**EXCERPTED DATA**.
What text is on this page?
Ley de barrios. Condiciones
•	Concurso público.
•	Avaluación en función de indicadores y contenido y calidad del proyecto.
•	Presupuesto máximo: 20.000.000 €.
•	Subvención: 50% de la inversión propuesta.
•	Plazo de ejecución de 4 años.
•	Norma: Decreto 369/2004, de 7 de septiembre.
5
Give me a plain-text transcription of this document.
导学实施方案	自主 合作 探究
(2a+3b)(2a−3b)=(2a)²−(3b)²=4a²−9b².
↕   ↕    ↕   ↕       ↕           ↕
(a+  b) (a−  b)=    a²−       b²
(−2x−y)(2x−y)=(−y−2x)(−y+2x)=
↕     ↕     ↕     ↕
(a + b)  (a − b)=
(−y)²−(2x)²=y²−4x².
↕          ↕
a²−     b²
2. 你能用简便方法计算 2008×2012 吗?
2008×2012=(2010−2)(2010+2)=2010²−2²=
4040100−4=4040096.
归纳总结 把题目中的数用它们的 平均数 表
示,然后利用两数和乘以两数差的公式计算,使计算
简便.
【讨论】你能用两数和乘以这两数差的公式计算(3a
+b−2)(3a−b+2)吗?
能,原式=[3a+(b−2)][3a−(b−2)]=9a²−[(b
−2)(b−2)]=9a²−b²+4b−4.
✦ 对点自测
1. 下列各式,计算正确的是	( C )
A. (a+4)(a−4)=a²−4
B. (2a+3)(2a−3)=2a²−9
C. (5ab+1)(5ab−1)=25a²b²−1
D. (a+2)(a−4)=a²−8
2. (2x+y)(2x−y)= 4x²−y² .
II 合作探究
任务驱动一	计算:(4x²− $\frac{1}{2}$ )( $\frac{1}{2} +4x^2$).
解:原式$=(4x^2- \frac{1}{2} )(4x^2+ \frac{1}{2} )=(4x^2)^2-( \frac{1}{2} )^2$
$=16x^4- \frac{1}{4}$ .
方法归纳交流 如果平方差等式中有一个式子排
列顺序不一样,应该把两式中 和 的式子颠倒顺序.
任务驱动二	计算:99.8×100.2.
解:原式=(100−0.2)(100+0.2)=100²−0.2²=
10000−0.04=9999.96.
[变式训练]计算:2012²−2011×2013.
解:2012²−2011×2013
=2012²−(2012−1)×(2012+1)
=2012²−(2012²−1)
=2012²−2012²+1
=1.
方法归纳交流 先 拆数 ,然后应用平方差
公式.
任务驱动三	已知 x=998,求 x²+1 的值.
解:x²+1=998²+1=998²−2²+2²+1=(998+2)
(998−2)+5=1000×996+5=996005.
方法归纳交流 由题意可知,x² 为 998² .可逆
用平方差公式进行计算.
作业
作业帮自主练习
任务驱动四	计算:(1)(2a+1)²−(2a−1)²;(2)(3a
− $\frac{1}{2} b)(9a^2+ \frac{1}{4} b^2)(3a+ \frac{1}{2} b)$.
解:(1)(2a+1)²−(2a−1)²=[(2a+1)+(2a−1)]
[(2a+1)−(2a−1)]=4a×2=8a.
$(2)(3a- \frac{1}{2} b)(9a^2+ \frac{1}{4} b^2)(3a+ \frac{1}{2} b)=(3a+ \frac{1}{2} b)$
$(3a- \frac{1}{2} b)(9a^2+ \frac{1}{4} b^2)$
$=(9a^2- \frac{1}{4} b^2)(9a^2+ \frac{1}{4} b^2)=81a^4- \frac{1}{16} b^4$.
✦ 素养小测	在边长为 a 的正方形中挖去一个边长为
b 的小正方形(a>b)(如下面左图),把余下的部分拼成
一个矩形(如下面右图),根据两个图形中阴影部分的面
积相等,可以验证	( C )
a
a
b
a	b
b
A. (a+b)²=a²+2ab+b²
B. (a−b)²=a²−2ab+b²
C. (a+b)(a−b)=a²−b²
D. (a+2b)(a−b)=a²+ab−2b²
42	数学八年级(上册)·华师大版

**WHAT THE EXERCISE ASKS**. Retype the data in full and match it exactly.

**OUTPUT**.
What text is on this page?
Ley de barrios. Condiciones
•	Concurso público.
•	Avaluación en función de indicadores y contenido y calidad del proyecto.
•	Presupuesto máximo: 20.000.000 €.
•	Subvención: 50% de la inversión propuesta.
•	Plazo de ejecución de 4 años.
•	Norma: Decreto 369/2004, de 7 de septiembre.
5
Give me a plain-text transcription of this document.
导学实施方案	自主 合作 探究
(2a+3b)(2a−3b)=(2a)²−(3b)²=4a²−9b².
↕   ↕    ↕   ↕       ↕           ↕
(a+  b) (a−  b)=    a²−       b²
(−2x−y)(2x−y)=(−y−2x)(−y+2x)=
↕     ↕     ↕     ↕
(a + b)  (a − b)=
(−y)²−(2x)²=y²−4x².
↕          ↕
a²−     b²
2. 你能用简便方法计算 2008×2012 吗?
2008×2012=(2010−2)(2010+2)=2010²−2²=
4040100−4=4040096.
归纳总结 把题目中的数用它们的 平均数 表
示,然后利用两数和乘以两数差的公式计算,使计算
简便.
【讨论】你能用两数和乘以这两数差的公式计算(3a
+b−2)(3a−b+2)吗?
能,原式=[3a+(b−2)][3a−(b−2)]=9a²−[(b
−2)(b−2)]=9a²−b²+4b−4.
✦ 对点自测
1. 下列各式,计算正确的是	( C )
A. (a+4)(a−4)=a²−4
B. (2a+3)(2a−3)=2a²−9
C. (5ab+1)(5ab−1)=25a²b²−1
D. (a+2)(a−4)=a²−8
2. (2x+y)(2x−y)= 4x²−y² .
II 合作探究
任务驱动一	计算:(4x²− $\frac{1}{2}$ )( $\frac{1}{2} +4x^2$).
解:原式$=(4x^2- \frac{1}{2} )(4x^2+ \frac{1}{2} )=(4x^2)^2-( \frac{1}{2} )^2$
$=16x^4- \frac{1}{4}$ .
方法归纳交流 如果平方差等式中有一个式子排
列顺序不一样,应该把两式中 和 的式子颠倒顺序.
任务驱动二	计算:99.8×100.2.
解:原式=(100−0.2)(100+0.2)=100²−0.2²=
10000−0.04=9999.96.
[变式训练]计算:2012²−2011×2013.
解:2012²−2011×2013
=2012²−(2012−1)×(2012+1)
=2012²−(2012²−1)
=2012²−2012²+1
=1.
方法归纳交流 先 拆数 ,然后应用平方差
公式.
任务驱动三	已知 x=998,求 x²+1 的值.
解:x²+1=998²+1=998²−2²+2²+1=(998+2)
(998−2)+5=1000×996+5=996005.
方法归纳交流 由题意可知,x² 为 998² .可逆
用平方差公式进行计算.
作业
作业帮自主练习
任务驱动四	计算:(1)(2a+1)²−(2a−1)²;(2)(3a
− $\frac{1}{2} b)(9a^2+ \frac{1}{4} b^2)(3a+ \frac{1}{2} b)$.
解:(1)(2a+1)²−(2a−1)²=[(2a+1)+(2a−1)]
[(2a+1)−(2a−1)]=4a×2=8a.
$(2)(3a- \frac{1}{2} b)(9a^2+ \frac{1}{4} b^2)(3a+ \frac{1}{2} b)=(3a+ \frac{1}{2} b)$
$(3a- \frac{1}{2} b)(9a^2+ \frac{1}{4} b^2)$
$=(9a^2- \frac{1}{4} b^2)(9a^2+ \frac{1}{4} b^2)=81a^4- \frac{1}{16} b^4$.
✦ 素养小测	在边长为 a 的正方形中挖去一个边长为
b 的小正方形(a>b)(如下面左图),把余下的部分拼成
一个矩形(如下面右图),根据两个图形中阴影部分的面
积相等,可以验证	( C )
a
a
b
a	b
b
A. (a+b)²=a²+2ab+b²
B. (a−b)²=a²−2ab+b²
C. (a+b)(a−b)=a²−b²
D. (a+2b)(a−b)=a²+ab−2b²
42	数学八年级(上册)·华师大版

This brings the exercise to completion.